[OBJECTIVE]
Wherever the word "України" appears in a line, extract that line.

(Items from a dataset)
-=-=-

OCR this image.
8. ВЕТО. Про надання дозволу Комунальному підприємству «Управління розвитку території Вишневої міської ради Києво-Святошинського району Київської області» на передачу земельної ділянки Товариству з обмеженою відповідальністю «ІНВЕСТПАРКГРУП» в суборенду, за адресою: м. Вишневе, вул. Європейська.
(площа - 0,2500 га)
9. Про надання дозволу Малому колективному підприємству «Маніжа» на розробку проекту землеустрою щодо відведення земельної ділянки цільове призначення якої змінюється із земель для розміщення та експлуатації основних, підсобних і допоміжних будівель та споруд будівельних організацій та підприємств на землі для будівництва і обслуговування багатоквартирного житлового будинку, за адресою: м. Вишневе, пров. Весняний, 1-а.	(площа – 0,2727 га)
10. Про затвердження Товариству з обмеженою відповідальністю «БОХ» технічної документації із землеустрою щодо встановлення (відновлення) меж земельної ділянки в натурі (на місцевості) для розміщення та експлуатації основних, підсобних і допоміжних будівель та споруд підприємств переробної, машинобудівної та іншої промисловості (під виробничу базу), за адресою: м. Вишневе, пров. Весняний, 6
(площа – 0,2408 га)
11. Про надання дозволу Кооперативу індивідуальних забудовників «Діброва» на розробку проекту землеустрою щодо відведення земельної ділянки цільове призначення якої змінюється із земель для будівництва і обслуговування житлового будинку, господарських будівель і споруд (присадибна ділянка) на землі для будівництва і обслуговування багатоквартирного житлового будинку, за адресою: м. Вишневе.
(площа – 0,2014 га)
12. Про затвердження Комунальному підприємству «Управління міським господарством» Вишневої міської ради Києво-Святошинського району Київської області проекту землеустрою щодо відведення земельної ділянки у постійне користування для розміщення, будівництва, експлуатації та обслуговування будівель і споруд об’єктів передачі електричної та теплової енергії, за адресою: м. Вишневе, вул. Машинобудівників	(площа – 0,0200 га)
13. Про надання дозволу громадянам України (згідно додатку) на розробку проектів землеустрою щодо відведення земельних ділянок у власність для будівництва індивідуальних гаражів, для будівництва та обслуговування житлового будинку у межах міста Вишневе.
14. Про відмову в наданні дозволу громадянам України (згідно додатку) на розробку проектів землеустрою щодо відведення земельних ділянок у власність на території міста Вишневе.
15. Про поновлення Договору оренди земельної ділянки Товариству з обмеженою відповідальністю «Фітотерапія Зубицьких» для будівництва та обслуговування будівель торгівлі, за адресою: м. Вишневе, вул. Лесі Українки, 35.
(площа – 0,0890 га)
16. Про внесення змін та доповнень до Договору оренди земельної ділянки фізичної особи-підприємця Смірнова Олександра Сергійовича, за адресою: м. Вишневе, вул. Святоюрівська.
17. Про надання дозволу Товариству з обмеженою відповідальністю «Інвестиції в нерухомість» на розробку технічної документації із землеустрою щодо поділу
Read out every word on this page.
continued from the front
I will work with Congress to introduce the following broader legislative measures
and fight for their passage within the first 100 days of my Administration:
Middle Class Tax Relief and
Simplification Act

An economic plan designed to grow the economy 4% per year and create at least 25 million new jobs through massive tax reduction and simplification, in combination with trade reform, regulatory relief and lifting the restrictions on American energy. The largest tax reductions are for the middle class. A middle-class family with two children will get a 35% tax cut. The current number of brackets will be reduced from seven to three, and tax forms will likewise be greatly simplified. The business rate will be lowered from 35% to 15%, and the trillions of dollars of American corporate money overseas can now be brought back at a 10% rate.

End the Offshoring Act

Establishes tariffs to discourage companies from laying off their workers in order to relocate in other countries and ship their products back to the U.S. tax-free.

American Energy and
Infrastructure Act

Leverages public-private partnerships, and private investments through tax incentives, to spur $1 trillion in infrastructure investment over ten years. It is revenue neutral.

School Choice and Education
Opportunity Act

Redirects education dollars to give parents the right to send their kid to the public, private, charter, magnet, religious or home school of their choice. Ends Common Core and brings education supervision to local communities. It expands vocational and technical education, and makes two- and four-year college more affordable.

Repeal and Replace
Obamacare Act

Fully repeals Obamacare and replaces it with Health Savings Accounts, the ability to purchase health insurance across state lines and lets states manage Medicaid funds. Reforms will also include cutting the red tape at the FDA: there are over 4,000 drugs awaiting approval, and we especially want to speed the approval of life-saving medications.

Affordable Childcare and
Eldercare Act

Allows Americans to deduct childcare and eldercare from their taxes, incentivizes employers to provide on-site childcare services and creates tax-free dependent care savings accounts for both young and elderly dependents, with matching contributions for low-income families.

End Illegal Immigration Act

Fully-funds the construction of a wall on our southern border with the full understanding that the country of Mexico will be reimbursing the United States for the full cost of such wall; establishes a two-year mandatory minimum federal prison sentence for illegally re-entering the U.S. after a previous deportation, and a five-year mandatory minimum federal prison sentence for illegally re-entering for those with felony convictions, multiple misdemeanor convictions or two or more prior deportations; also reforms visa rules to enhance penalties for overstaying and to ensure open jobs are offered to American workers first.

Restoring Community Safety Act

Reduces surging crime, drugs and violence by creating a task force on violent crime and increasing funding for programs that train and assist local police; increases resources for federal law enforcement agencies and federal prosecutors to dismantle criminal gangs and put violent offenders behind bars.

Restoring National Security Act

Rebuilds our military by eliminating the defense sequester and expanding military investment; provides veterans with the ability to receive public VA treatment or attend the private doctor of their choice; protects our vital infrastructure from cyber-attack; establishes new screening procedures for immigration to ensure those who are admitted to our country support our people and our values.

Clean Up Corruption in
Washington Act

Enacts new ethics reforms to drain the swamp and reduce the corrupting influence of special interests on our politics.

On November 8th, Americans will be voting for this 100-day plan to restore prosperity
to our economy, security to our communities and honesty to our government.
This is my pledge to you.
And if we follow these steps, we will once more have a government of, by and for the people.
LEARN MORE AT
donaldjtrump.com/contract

-=-=-

[TASK SOLUTION]
13. Про надання дозволу громадянам України (згідно додатку) на розробку проектів землеустрою щодо відведення земельних ділянок у власність для будівництва індивідуальних гаражів, для будівництва та обслуговування житлового будинку у межах міста Вишневе.
14. Про відмову в наданні дозволу громадянам України (згідно додатку) на розробку проектів землеустрою щодо відведення земельних ділянок у власність на території міста Вишневе.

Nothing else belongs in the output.